## START Exercise input
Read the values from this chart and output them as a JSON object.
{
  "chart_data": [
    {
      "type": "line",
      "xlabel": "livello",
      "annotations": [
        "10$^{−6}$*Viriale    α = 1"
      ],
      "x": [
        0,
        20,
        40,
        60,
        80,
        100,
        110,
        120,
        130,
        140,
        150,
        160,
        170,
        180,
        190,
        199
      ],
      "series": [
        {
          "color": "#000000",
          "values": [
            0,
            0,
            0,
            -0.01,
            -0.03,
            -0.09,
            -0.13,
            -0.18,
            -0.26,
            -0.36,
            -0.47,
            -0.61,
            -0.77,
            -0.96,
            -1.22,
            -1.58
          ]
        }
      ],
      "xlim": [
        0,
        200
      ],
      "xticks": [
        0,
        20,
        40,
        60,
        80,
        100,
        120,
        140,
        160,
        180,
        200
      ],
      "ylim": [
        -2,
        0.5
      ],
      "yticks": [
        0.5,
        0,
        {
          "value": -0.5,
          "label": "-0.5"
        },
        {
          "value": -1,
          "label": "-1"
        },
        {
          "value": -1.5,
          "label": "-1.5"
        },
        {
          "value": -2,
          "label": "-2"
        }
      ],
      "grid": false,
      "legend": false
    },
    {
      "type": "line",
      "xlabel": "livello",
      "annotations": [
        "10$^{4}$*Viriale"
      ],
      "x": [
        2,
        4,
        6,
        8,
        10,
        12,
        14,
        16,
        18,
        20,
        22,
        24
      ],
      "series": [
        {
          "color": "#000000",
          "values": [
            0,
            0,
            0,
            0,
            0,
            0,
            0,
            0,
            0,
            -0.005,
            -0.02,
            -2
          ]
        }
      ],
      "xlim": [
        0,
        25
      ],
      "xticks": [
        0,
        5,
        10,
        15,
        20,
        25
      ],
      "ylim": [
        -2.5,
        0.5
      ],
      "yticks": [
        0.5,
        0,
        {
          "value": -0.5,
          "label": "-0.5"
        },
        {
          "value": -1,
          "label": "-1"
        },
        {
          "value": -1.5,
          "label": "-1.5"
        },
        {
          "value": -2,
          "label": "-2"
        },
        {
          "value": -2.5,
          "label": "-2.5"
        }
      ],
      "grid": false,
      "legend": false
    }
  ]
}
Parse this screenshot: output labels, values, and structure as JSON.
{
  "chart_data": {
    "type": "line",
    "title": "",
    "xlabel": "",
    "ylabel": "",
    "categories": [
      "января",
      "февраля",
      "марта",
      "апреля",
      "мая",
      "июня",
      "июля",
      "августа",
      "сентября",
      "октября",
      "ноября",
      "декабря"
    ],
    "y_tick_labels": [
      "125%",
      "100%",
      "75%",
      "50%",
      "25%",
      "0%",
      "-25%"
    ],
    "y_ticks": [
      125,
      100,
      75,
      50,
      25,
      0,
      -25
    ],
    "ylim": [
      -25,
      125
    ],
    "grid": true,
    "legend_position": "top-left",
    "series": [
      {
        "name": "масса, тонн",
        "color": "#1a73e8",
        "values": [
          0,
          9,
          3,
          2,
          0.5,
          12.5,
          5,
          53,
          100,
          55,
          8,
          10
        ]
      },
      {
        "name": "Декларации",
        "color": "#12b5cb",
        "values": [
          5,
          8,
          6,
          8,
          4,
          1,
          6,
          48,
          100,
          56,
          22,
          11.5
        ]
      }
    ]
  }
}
## END Exercise input
▸ Task to complete: Extract each record, keeping it identical to the original.

▸ Reply to the exercise:
Read the values from this chart and output them as a JSON object.
{
  "chart_data": [
    {
      "type": "line",
      "xlabel": "livello",
      "annotations": [
        "10$^{−6}$*Viriale    α = 1"
      ],
      "x": [
        0,
        20,
        40,
        60,
        80,
        100,
        110,
        120,
        130,
        140,
        150,
        160,
        170,
        180,
        190,
        199
      ],
      "series": [
        {
          "color": "#000000",
          "values": [
            0,
            0,
            0,
            -0.01,
            -0.03,
            -0.09,
            -0.13,
            -0.18,
            -0.26,
            -0.36,
            -0.47,
            -0.61,
            -0.77,
            -0.96,
            -1.22,
            -1.58
          ]
        }
      ],
      "xlim": [
        0,
        200
      ],
      "xticks": [
        0,
        20,
        40,
        60,
        80,
        100,
        120,
        140,
        160,
        180,
        200
      ],
      "ylim": [
        -2,
        0.5
      ],
      "yticks": [
        0.5,
        0,
        {
          "value": -0.5,
          "label": "-0.5"
        },
        {
          "value": -1,
          "label": "-1"
        },
        {
          "value": -1.5,
          "label": "-1.5"
        },
        {
          "value": -2,
          "label": "-2"
        }
      ],
      "grid": false,
      "legend": false
    },
    {
      "type": "line",
      "xlabel": "livello",
      "annotations": [
        "10$^{4}$*Viriale"
      ],
      "x": [
        2,
        4,
        6,
        8,
        10,
        12,
        14,
        16,
        18,
        20,
        22,
        24
      ],
      "series": [
        {
          "color": "#000000",
          "values": [
            0,
            0,
            0,
            0,
            0,
            0,
            0,
            0,
            0,
            -0.005,
            -0.02,
            -2
          ]
        }
      ],
      "xlim": [
        0,
        25
      ],
      "xticks": [
        0,
        5,
        10,
        15,
        20,
        25
      ],
      "ylim": [
        -2.5,
        0.5
      ],
      "yticks": [
        0.5,
        0,
        {
          "value": -0.5,
          "label": "-0.5"
        },
        {
          "value": -1,
          "label": "-1"
        },
        {
          "value": -1.5,
          "label": "-1.5"
        },
        {
          "value": -2,
          "label": "-2"
        },
        {
          "value": -2.5,
          "label": "-2.5"
        }
      ],
      "grid": false,
      "legend": false
    }
  ]
}
Parse this screenshot: output labels, values, and structure as JSON.
{
  "chart_data": {
    "type": "line",
    "title": "",
    "xlabel": "",
    "ylabel": "",
    "categories": [
      "января",
      "февраля",
      "марта",
      "апреля",
      "мая",
      "июня",
      "июля",
      "августа",
      "сентября",
      "октября",
      "ноября",
      "декабря"
    ],
    "y_tick_labels": [
      "125%",
      "100%",
      "75%",
      "50%",
      "25%",
      "0%",
      "-25%"
    ],
    "y_ticks": [
      125,
      100,
      75,
      50,
      25,
      0,
      -25
    ],
    "ylim": [
      -25,
      125
    ],
    "grid": true,
    "legend_position": "top-left",
    "series": [
      {
        "name": "масса, тонн",
        "color": "#1a73e8",
        "values": [
          0,
          9,
          3,
          2,
          0.5,
          12.5,
          5,
          53,
          100,
          55,
          8,
          10
        ]
      },
      {
        "name": "Декларации",
        "color": "#12b5cb",
        "values": [
          5,
          8,
          6,
          8,
          4,
          1,
          6,
          48,
          100,
          56,
          22,
          11.5
        ]
      }
    ]
  }
}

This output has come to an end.